Written problem: Identify the lines that contain the string "time" and copy all of them.

•••

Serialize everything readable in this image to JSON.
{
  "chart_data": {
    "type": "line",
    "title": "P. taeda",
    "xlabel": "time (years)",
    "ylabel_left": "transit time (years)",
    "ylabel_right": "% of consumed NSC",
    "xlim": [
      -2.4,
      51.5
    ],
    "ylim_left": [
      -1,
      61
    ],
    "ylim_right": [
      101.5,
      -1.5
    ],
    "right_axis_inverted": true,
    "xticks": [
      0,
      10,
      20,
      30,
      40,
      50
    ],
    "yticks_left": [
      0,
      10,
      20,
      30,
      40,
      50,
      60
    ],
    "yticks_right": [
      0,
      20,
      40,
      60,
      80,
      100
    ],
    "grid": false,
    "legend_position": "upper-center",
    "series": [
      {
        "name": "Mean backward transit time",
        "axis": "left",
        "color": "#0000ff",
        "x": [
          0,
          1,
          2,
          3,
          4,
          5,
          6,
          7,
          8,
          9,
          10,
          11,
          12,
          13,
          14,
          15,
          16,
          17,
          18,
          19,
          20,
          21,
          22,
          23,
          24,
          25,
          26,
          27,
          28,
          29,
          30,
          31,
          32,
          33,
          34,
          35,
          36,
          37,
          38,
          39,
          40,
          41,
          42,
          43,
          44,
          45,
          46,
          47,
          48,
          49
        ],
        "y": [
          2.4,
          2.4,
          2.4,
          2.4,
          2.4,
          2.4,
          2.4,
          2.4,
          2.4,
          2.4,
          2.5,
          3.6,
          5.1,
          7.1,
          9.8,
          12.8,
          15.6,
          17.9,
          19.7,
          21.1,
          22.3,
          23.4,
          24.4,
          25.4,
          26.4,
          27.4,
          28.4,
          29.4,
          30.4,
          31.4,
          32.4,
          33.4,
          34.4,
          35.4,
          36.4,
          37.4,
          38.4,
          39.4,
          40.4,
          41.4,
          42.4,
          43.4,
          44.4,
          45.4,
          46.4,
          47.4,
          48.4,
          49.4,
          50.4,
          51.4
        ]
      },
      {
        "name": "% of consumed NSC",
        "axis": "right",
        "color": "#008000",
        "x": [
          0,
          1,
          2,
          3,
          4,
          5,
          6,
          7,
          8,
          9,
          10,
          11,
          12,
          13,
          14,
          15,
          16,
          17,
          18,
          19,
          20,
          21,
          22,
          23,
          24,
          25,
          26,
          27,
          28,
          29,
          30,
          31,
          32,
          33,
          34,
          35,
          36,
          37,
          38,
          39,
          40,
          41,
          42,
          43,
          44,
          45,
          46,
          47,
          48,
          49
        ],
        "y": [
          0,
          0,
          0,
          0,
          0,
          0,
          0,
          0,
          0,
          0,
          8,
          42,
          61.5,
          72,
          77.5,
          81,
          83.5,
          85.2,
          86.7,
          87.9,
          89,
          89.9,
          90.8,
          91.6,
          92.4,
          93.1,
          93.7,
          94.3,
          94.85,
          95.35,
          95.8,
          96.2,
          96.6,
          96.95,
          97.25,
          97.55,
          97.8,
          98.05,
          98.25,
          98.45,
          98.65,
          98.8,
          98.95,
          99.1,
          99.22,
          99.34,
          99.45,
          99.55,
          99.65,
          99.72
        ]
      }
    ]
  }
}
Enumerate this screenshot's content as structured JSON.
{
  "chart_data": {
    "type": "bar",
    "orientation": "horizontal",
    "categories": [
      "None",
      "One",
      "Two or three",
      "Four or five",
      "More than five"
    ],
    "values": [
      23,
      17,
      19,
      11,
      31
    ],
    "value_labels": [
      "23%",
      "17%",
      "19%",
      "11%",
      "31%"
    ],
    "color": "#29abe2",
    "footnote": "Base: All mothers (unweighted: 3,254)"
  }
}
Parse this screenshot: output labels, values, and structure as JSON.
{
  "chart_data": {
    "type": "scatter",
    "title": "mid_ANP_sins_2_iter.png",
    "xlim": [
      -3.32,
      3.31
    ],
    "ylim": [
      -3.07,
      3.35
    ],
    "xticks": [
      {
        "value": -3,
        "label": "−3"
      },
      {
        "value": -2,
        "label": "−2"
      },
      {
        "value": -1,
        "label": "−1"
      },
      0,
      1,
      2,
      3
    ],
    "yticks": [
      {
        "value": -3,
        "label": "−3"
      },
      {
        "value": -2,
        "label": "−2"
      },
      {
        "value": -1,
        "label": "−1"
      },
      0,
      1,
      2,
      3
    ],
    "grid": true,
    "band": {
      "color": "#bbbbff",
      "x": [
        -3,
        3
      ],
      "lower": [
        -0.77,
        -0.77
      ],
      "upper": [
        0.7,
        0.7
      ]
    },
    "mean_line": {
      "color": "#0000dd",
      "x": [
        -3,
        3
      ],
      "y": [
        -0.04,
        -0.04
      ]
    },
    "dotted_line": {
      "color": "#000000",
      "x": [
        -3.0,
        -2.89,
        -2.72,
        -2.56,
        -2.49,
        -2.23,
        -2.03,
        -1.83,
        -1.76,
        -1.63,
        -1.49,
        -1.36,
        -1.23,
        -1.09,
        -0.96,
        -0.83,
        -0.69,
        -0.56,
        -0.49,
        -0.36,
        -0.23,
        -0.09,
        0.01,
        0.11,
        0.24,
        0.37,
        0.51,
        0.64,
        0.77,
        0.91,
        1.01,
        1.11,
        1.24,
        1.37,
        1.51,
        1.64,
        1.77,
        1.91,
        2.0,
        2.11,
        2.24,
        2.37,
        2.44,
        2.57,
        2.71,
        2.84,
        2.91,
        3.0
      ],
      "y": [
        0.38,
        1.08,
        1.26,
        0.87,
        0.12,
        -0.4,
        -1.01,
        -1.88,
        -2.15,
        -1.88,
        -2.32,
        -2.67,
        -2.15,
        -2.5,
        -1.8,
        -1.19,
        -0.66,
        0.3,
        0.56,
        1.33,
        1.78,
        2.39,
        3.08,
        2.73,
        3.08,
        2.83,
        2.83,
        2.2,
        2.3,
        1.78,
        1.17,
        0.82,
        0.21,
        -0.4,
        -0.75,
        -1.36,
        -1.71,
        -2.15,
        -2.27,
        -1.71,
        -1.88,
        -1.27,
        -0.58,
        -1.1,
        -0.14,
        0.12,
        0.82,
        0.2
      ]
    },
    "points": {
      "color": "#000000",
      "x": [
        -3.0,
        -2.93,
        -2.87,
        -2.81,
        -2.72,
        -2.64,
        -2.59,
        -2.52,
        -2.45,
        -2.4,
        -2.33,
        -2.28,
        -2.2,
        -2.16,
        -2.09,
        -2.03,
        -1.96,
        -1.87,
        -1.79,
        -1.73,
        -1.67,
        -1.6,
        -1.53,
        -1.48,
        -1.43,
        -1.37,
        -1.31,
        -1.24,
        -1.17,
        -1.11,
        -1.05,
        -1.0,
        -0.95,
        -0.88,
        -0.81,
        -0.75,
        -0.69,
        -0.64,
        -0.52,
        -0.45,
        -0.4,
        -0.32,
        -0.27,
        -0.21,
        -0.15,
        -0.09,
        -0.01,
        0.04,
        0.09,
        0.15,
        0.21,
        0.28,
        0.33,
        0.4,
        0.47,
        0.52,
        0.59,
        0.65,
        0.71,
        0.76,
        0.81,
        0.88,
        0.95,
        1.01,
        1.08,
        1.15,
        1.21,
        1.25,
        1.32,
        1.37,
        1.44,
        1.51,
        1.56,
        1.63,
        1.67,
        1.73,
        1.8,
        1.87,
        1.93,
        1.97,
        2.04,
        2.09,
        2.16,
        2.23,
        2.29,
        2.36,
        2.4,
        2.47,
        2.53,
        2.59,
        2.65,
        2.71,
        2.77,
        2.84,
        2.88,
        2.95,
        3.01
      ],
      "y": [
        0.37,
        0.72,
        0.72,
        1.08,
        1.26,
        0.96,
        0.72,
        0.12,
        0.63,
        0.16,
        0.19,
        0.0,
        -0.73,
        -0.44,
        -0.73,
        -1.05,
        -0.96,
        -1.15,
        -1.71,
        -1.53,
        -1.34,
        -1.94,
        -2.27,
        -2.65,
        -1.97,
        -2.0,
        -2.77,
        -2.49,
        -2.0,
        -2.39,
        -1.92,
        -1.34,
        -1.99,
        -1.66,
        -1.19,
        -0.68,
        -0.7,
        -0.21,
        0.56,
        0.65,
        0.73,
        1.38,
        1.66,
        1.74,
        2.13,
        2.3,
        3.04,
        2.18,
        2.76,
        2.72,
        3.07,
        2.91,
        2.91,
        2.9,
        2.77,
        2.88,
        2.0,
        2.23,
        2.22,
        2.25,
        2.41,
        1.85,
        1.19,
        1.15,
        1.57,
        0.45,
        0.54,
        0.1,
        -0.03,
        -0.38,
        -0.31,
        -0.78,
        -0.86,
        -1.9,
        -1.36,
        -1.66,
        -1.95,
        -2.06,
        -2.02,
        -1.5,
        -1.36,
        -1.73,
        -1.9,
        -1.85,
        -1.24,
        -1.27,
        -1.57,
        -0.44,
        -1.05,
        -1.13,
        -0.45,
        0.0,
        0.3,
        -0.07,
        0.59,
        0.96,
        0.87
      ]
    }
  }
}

•••

Correct response:
    "xlabel": "time (years)",
    "ylabel_left": "transit time (years)",
        "name": "Mean backward transit time",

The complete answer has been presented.